(Given exercise)
From the entries below, extract every line that includes the word "surface".

(Data supplied)
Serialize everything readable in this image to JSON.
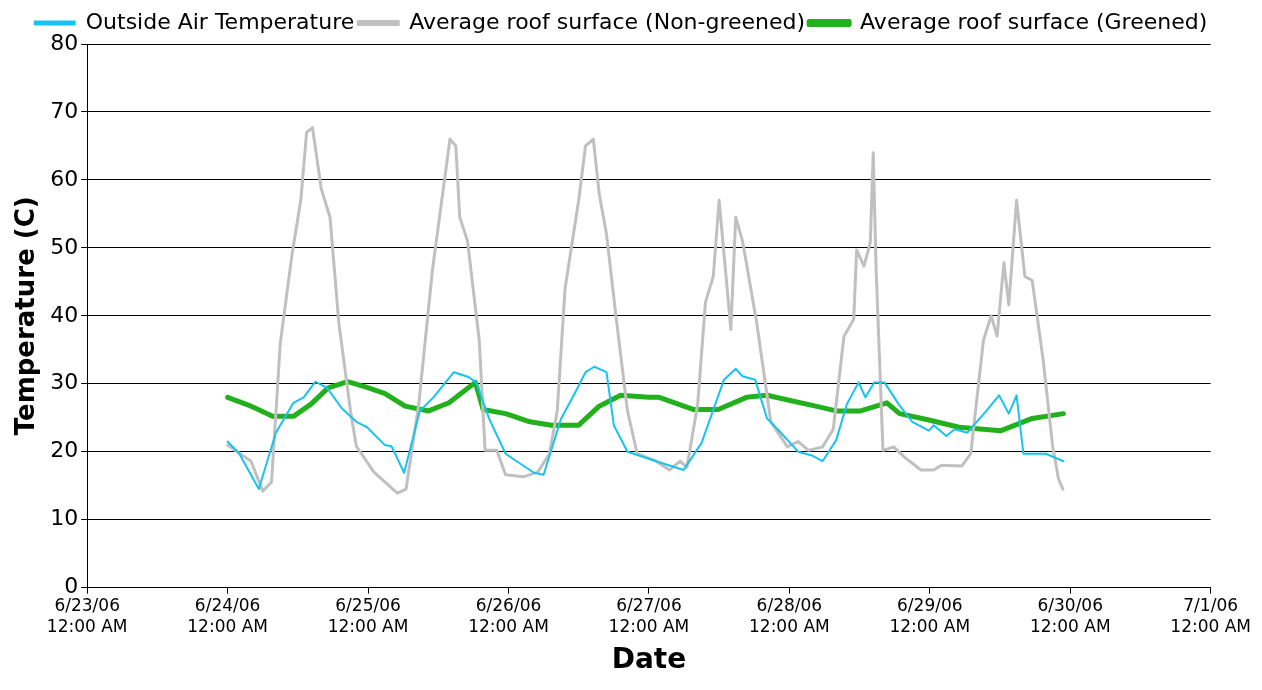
{
  "chart_data": {
    "type": "line",
    "xlabel": "Date",
    "ylabel": "Temperature (C)",
    "xlim": [
      "--06-23T00:00",
      "--07-01T00:00"
    ],
    "xticks": [
      {
        "value": "--06-23T00:00",
        "label": "6/23/06\n12:00 AM"
      },
      {
        "value": "--06-24T00:00",
        "label": "6/24/06\n12:00 AM"
      },
      {
        "value": "--06-25T00:00",
        "label": "6/25/06\n12:00 AM"
      },
      {
        "value": "--06-26T00:00",
        "label": "6/26/06\n12:00 AM"
      },
      {
        "value": "--06-27T00:00",
        "label": "6/27/06\n12:00 AM"
      },
      {
        "value": "--06-28T00:00",
        "label": "6/28/06\n12:00 AM"
      },
      {
        "value": "--06-29T00:00",
        "label": "6/29/06\n12:00 AM"
      },
      {
        "value": "--06-30T00:00",
        "label": "6/30/06\n12:00 AM"
      },
      {
        "value": "--07-01T00:00",
        "label": "7/1/06\n12:00 AM"
      }
    ],
    "ylim": [
      0,
      80
    ],
    "yticks": [
      0,
      10,
      20,
      30,
      40,
      50,
      60,
      70,
      80
    ],
    "grid": "y",
    "legend": "top",
    "marker": "none",
    "line_style": "solid",
    "series": [
      {
        "name": "Outside Air Temperature",
        "color": "#19c3f0",
        "x": [
          "--06-24T00:00",
          "--06-24T02:00",
          "--06-24T05:20",
          "--06-24T08:15",
          "--06-24T11:15",
          "--06-24T13:00",
          "--06-24T15:00",
          "--06-24T17:00",
          "--06-24T19:30",
          "--06-24T22:00",
          "--06-24T23:50",
          "--06-25T02:50",
          "--06-25T04:00",
          "--06-25T06:10",
          "--06-25T08:50",
          "--06-25T11:10",
          "--06-25T14:40",
          "--06-25T17:10",
          "--06-25T18:30",
          "--06-25T20:40",
          "--06-25T23:30",
          "--06-26T04:20",
          "--06-26T06:00",
          "--06-26T09:00",
          "--06-26T11:20",
          "--06-26T13:10",
          "--06-26T14:40",
          "--06-26T16:45",
          "--06-26T18:00",
          "--06-26T20:20",
          "--06-27T01:15",
          "--06-27T05:55",
          "--06-27T09:00",
          "--06-27T12:50",
          "--06-27T14:50",
          "--06-27T16:00",
          "--06-27T18:10",
          "--06-27T20:10",
          "--06-27T22:00",
          "--06-28T01:30",
          "--06-28T04:00",
          "--06-28T05:40",
          "--06-28T08:00",
          "--06-28T09:50",
          "--06-28T11:50",
          "--06-28T13:00",
          "--06-28T14:30",
          "--06-28T16:15",
          "--06-28T18:40",
          "--06-28T21:00",
          "--06-28T23:50",
          "--06-29T00:40",
          "--06-29T02:50",
          "--06-29T04:15",
          "--06-29T06:25",
          "--06-29T09:40",
          "--06-29T11:50",
          "--06-29T13:30",
          "--06-29T14:50",
          "--06-29T16:00",
          "--06-29T19:50",
          "--06-29T22:50"
        ],
        "values": [
          21.5,
          19.7,
          14.5,
          22.8,
          27.2,
          28,
          30.3,
          29.4,
          26.4,
          24.4,
          23.6,
          21,
          20.8,
          16.9,
          26,
          28,
          31.7,
          31,
          30.2,
          24.9,
          19.7,
          16.9,
          16.6,
          24.9,
          28.6,
          31.7,
          32.5,
          31.7,
          23.9,
          20,
          18.6,
          17.3,
          21.3,
          30.6,
          32.2,
          31.1,
          30.6,
          24.9,
          23.3,
          20,
          19.4,
          18.6,
          21.7,
          27,
          30.2,
          28,
          30.2,
          30.2,
          27,
          24.4,
          23.1,
          23.9,
          22.3,
          23.3,
          22.8,
          26,
          28.3,
          25.6,
          28.3,
          19.7,
          19.7,
          18.6
        ]
      },
      {
        "name": "Average roof surface (Non-greened)",
        "color": "#c0c0c0",
        "x": [
          "--06-24T00:00",
          "--06-24T04:00",
          "--06-24T06:00",
          "--06-24T07:30",
          "--06-24T09:00",
          "--06-24T11:00",
          "--06-24T12:30",
          "--06-24T13:30",
          "--06-24T14:30",
          "--06-24T16:00",
          "--06-24T17:30",
          "--06-24T19:00",
          "--06-24T21:00",
          "--06-24T22:00",
          "--06-25T01:00",
          "--06-25T05:00",
          "--06-25T06:30",
          "--06-25T08:40",
          "--06-25T11:00",
          "--06-25T14:00",
          "--06-25T15:00",
          "--06-25T15:40",
          "--06-25T17:00",
          "--06-25T19:00",
          "--06-25T20:00",
          "--06-25T22:00",
          "--06-25T23:30",
          "--06-26T02:30",
          "--06-26T05:00",
          "--06-26T07:00",
          "--06-26T08:20",
          "--06-26T09:40",
          "--06-26T12:00",
          "--06-26T13:10",
          "--06-26T14:30",
          "--06-26T15:30",
          "--06-26T16:45",
          "--06-26T18:30",
          "--06-26T20:20",
          "--06-26T22:00",
          "--06-27T01:15",
          "--06-27T03:30",
          "--06-27T05:20",
          "--06-27T06:30",
          "--06-27T08:20",
          "--06-27T09:40",
          "--06-27T11:00",
          "--06-27T12:00",
          "--06-27T14:00",
          "--06-27T14:50",
          "--06-27T16:00",
          "--06-27T18:25",
          "--06-27T20:50",
          "--06-27T23:40",
          "--06-28T01:30",
          "--06-28T03:15",
          "--06-28T05:40",
          "--06-28T07:30",
          "--06-28T09:20",
          "--06-28T11:00",
          "--06-28T11:30",
          "--06-28T12:45",
          "--06-28T13:50",
          "--06-28T14:20",
          "--06-28T14:50",
          "--06-28T16:00",
          "--06-28T17:50",
          "--06-28T19:40",
          "--06-28T22:30",
          "--06-29T00:40",
          "--06-29T02:00",
          "--06-29T05:30",
          "--06-29T07:00",
          "--06-29T09:10",
          "--06-29T10:30",
          "--06-29T11:30",
          "--06-29T12:40",
          "--06-29T13:30",
          "--06-29T14:50",
          "--06-29T16:15",
          "--06-29T17:30",
          "--06-29T19:20",
          "--06-29T21:00",
          "--06-29T22:00",
          "--06-29T22:45"
        ],
        "values": [
          21,
          18.6,
          14.2,
          15.5,
          36,
          49,
          57,
          67,
          67.7,
          58.7,
          54.5,
          39,
          26,
          20.8,
          17,
          13.9,
          14.5,
          27,
          46.7,
          66,
          65,
          54.5,
          51,
          36.4,
          20.2,
          20.2,
          16.6,
          16.3,
          17,
          19.7,
          26,
          44,
          57,
          65,
          66,
          58,
          52,
          39,
          26,
          19.7,
          18.6,
          17.3,
          18.6,
          17.7,
          27,
          42,
          45.8,
          57,
          38,
          54.5,
          51,
          39,
          24.4,
          20.7,
          21.5,
          20.2,
          20.7,
          23.3,
          37,
          39.5,
          49.7,
          47.3,
          50.8,
          64,
          46.7,
          20.2,
          20.7,
          19.2,
          17.3,
          17.3,
          18,
          17.9,
          19.7,
          36.4,
          40,
          37,
          47.8,
          41.6,
          57,
          45.8,
          45.2,
          33.8,
          20.8,
          16,
          14.5
        ]
      },
      {
        "name": "Average roof surface (Greened)",
        "color": "#22b01c",
        "x": [
          "--06-24T00:00",
          "--06-24T04:00",
          "--06-24T07:40",
          "--06-24T11:15",
          "--06-24T14:15",
          "--06-24T17:10",
          "--06-24T20:30",
          "--06-24T23:40",
          "--06-25T02:50",
          "--06-25T06:20",
          "--06-25T10:20",
          "--06-25T13:50",
          "--06-25T18:20",
          "--06-25T19:40",
          "--06-25T23:30",
          "--06-26T03:40",
          "--06-26T07:20",
          "--06-26T12:00",
          "--06-26T15:30",
          "--06-26T19:10",
          "--06-27T00:00",
          "--06-27T01:45",
          "--06-27T07:40",
          "--06-27T11:50",
          "--06-27T16:40",
          "--06-27T20:10",
          "--06-28T00:20",
          "--06-28T04:30",
          "--06-28T08:00",
          "--06-28T12:10",
          "--06-28T16:40",
          "--06-28T18:50",
          "--06-28T23:40",
          "--06-29T05:00",
          "--06-29T12:10",
          "--06-29T17:30",
          "--06-29T22:50"
        ],
        "values": [
          28,
          26.7,
          25.2,
          25.2,
          27,
          29.4,
          30.3,
          29.5,
          28.6,
          26.7,
          26,
          27.2,
          30.2,
          26.2,
          25.6,
          24.4,
          23.9,
          23.9,
          26.7,
          28.3,
          28,
          28,
          26.2,
          26.2,
          28,
          28.3,
          27.5,
          26.7,
          26,
          26,
          27.2,
          25.6,
          24.7,
          23.6,
          23.1,
          24.9,
          25.6
        ]
      }
    ]
  }
}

(Output)
        "name": "Average roof surface (Non-greened)",
        "name": "Average roof surface (Greened)",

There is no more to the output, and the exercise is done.